Jakarta, Jumlah kasus kekerasan yang melibatkan
anggota Tentara Nasional Indonesia sepanjang Januari-April 2013 sudah mencapai
51 kasus. Jumlah tersebut dikhawatirkan meningkat jika tidak ada tindakan tegas
terhadap para pelaku.
"Bentuk tindak kekerasan itu
mulai dari pembunuhan, penyerangan, intimidasi, penganiayaan, hingga
perampasan," kata Yati Andnani, aktivis Komisi untuk Orang Hilang dan
Korban Tindak Kekerasan (Kontras), di kantornya kemarin.
Dia mengimbuhkan, hanya kasus
penyerangan terhadap Lembaga Pemasyarakatan Cebongan, penyerbuan terhadap
Markas Kepolisian Resor Ogan Komering Ulu, dan penyerangan terhadap pegawai
kantor Dewan Pimpinan Pusat PDI Perjuangan yang diketahui masyarakat.

=-=-=

* INSTRUKSI 1
Sebutkan semua bentuk tindak kekerasan yang dirinci dalam berita tentang kekerasan oleh anggota TNI di atas.
* INSTRUKSI 2
Sambung berita tentang kekerasan oleh anggota TNI di atas, dimulai setelah kalimat terakhirnya.

=-=-=

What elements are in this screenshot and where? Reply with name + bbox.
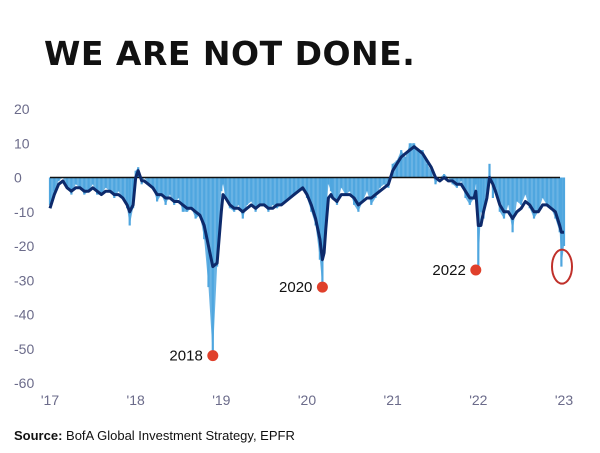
annotation-dot <box>316 281 328 293</box>
annotation-label: 2022 <box>432 262 465 279</box>
annotations: 2018 2020 2022 <box>169 248 573 365</box>
x-axis: '17 '18 '19 '20 '21 '22 '23 <box>41 392 573 408</box>
y-tick-label: 10 <box>14 135 30 151</box>
x-tick-label: '18 <box>127 392 145 408</box>
x-tick-label: '17 <box>41 392 59 408</box>
y-tick-label: -60 <box>14 375 34 391</box>
annotation-dot <box>207 350 219 362</box>
annotation-label: 2018 <box>169 348 202 365</box>
x-tick-label: '20 <box>298 392 316 408</box>
y-tick-label: 0 <box>14 170 22 186</box>
x-tick-label: '23 <box>555 392 573 408</box>
average-line <box>48 145 564 269</box>
y-axis: 20 10 0 -10 -20 -30 -40 -50 -60 <box>14 101 34 391</box>
source-text: BofA Global Investment Strategy, EPFR <box>66 428 295 443</box>
source-label: Source: <box>14 428 63 443</box>
flow-area <box>50 143 564 356</box>
plot-area <box>48 143 566 356</box>
y-tick-label: 20 <box>14 101 30 117</box>
x-tick-label: '22 <box>469 392 487 408</box>
source-note: Source: BofA Global Investment Strategy,… <box>14 428 295 443</box>
annotation-label: 2020 <box>279 279 312 296</box>
x-tick-label: '21 <box>384 392 402 408</box>
y-tick-label: -30 <box>14 272 34 288</box>
annotation-dot <box>470 264 482 276</box>
y-tick-label: -50 <box>14 341 34 357</box>
y-tick-label: -20 <box>14 238 34 254</box>
y-tick-label: -10 <box>14 204 34 220</box>
x-tick-label: '19 <box>212 392 230 408</box>
y-tick-label: -40 <box>14 307 34 323</box>
page-title: WE ARE NOT DONE. <box>44 34 416 73</box>
highlight-circle <box>551 248 573 285</box>
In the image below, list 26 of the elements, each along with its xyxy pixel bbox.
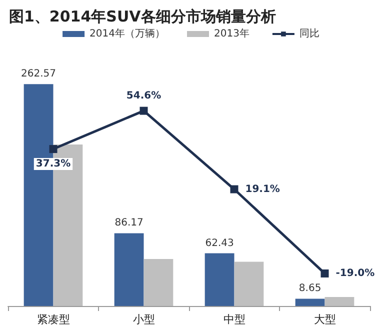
- chart-title: 图1、2014年SUV各细分市场销量分析: [9, 8, 276, 26]
- x-tick-label: 大型: [314, 313, 336, 326]
- bar: [144, 258, 174, 306]
- legend-label: 同比: [299, 28, 320, 40]
- x-tick-label: 中型: [223, 313, 246, 326]
- data-label: 62.43: [205, 238, 234, 249]
- point: [49, 145, 58, 154]
- data-label: 262.57: [21, 68, 56, 80]
- bar: [204, 253, 234, 306]
- point: [320, 269, 329, 278]
- bar: [324, 296, 354, 306]
- bar: [114, 233, 144, 306]
- data-label: 19.1%: [245, 184, 280, 195]
- data-label: -19.0%: [336, 268, 375, 279]
- x-tick-label: 紧凑型: [36, 313, 70, 326]
- point: [140, 106, 148, 115]
- data-label: 54.6%: [126, 90, 162, 102]
- legend-label: 2013年: [214, 28, 250, 40]
- bar: [234, 262, 264, 306]
- point: [230, 185, 238, 194]
- data-label: 8.65: [298, 283, 322, 294]
- bar: [295, 298, 325, 306]
- legend-label: 2014年（万辆）: [90, 28, 166, 40]
- x-tick-label: 小型: [132, 313, 155, 326]
- data-label: 86.17: [114, 218, 144, 229]
- data-label: 37.3%: [36, 158, 71, 170]
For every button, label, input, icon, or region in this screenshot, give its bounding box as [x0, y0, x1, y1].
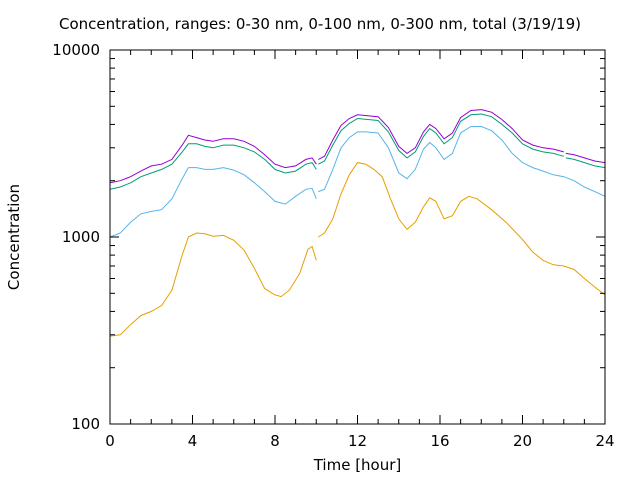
x-tick-label: 12	[348, 432, 367, 450]
series-layer	[109, 109, 606, 337]
x-tick-label: 8	[270, 432, 280, 450]
x-tick-label: 24	[595, 432, 614, 450]
series-1-line	[318, 162, 606, 296]
y-tick-label: 100	[71, 415, 100, 433]
series-2-line	[109, 167, 317, 238]
series-3-line	[565, 157, 606, 169]
x-tick-label: 0	[105, 432, 115, 450]
y-tick-label: 10000	[52, 41, 100, 59]
chart-title: Concentration, ranges: 0-30 nm, 0-100 nm…	[59, 15, 581, 33]
series-3-line	[109, 143, 317, 190]
series-1-line	[109, 232, 317, 337]
x-axis-label: Time [hour]	[313, 456, 402, 474]
series-4-line	[109, 134, 317, 184]
y-tick-label: 1000	[62, 228, 100, 246]
axes-layer: 0 4 8 12 16 20 24 100 1000 10000	[52, 41, 614, 450]
series-2-line	[318, 126, 606, 197]
series-3-line	[318, 113, 564, 165]
x-tick-label: 20	[513, 432, 532, 450]
plot-frame	[109, 49, 606, 425]
x-tick-label: 16	[430, 432, 449, 450]
x-tick-label: 4	[188, 432, 198, 450]
series-4-line	[318, 109, 564, 160]
series-4-line	[565, 152, 606, 164]
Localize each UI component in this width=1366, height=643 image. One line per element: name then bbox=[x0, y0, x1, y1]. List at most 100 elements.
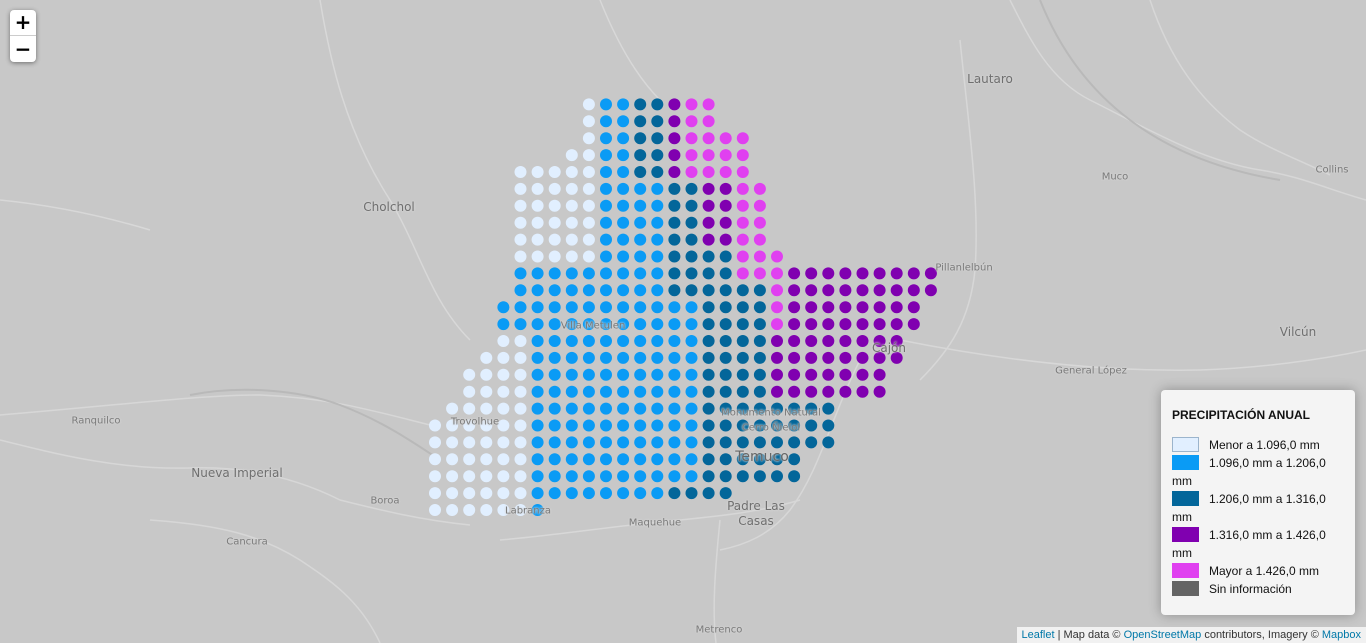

=-=-=

* HASIL TUGAS 1
Pembunuhan, penyerangan, intimidasi, penganiayaan, dan perampasan.

* HASIL TUGAS 2
Padahal, di luar ketiga kasus
tersebut, banyak kasus lain yang tidak terdengar media dan masyarakat.
Misalnya, kasus anggota TNI menembak warga sipil di Tingginambut, Papua. Di
lokasi yang sama, dua perempuan mengaku diperkosa oleh anggota TNI.
Yati menjelaskan, keberadaan para
prajurit tempur di tengah masyarakat pasti akan menimbulkan persoalan, yang
kebanyakan diselesaikan dengan tindak kekerasan.
Koordinator Kontras, Haris Azhar,
mengimbuhkan, Pengadilan Militer tidak memberi hukuman yang cukup berat kepada
anggota TNI pelaku tindak kekerasan. Dari data Kontras, kata dia, tidak ada
anggota TNI tersangka kasus kekerasan yang dihukum lebih dari 1 tahun.
"Ada keistimewaan
tersembunyi dalam Pengadilan Militer," kata Haris.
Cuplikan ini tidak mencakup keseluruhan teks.